* Information shown:
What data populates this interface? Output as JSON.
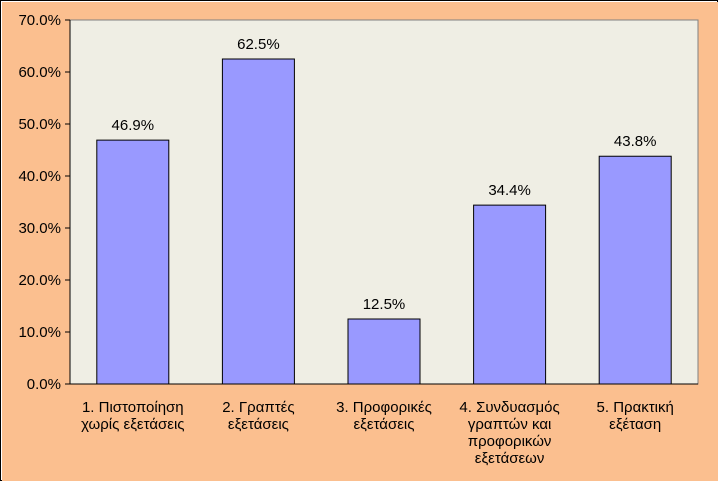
{
  "chart_data": {
    "type": "bar",
    "categories": [
      [
        "1. Πιστοποίηση",
        "χωρίς εξετάσεις"
      ],
      [
        "2. Γραπτές",
        "εξετάσεις"
      ],
      [
        "3. Προφορικές",
        "εξετάσεις"
      ],
      [
        "4. Συνδυασμός",
        "γραπτών και",
        "προφορικών",
        "εξετάσεων"
      ],
      [
        "5. Πρακτική",
        "εξέταση"
      ]
    ],
    "values": [
      46.9,
      62.5,
      12.5,
      34.4,
      43.8
    ],
    "value_labels": [
      "46.9%",
      "62.5%",
      "12.5%",
      "34.4%",
      "43.8%"
    ],
    "y_ticks": [
      "0.0%",
      "10.0%",
      "20.0%",
      "30.0%",
      "40.0%",
      "50.0%",
      "60.0%",
      "70.0%"
    ],
    "ylim": [
      0,
      70
    ],
    "grid": false,
    "legend": "none",
    "title": "",
    "xlabel": "",
    "ylabel": ""
  },
  "colors": {
    "background": "#FBBF8F",
    "plot_area": "#EFEEE4",
    "bar_fill": "#9999FF",
    "bar_stroke": "#000000"
  }
}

* Written exercise: Repeat the material above word for word and skip every image in it.

* Task output:
What data populates this interface? Output as JSON.
{
  "chart_data": {
    "type": "bar",
    "categories": [
      [
        "1. Πιστοποίηση",
        "χωρίς εξετάσεις"
      ],
      [
        "2. Γραπτές",
        "εξετάσεις"
      ],
      [
        "3. Προφορικές",
        "εξετάσεις"
      ],
      [
        "4. Συνδυασμός",
        "γραπτών και",
        "προφορικών",
        "εξετάσεων"
      ],
      [
        "5. Πρακτική",
        "εξέταση"
      ]
    ],
    "values": [
      46.9,
      62.5,
      12.5,
      34.4,
      43.8
    ],
    "value_labels": [
      "46.9%",
      "62.5%",
      "12.5%",
      "34.4%",
      "43.8%"
    ],
    "y_ticks": [
      "0.0%",
      "10.0%",
      "20.0%",
      "30.0%",
      "40.0%",
      "50.0%",
      "60.0%",
      "70.0%"
    ],
    "ylim": [
      0,
      70
    ],
    "grid": false,
    "legend": "none",
    "title": "",
    "xlabel": "",
    "ylabel": ""
  },
  "colors": {
    "background": "#FBBF8F",
    "plot_area": "#EFEEE4",
    "bar_fill": "#9999FF",
    "bar_stroke": "#000000"
  }
}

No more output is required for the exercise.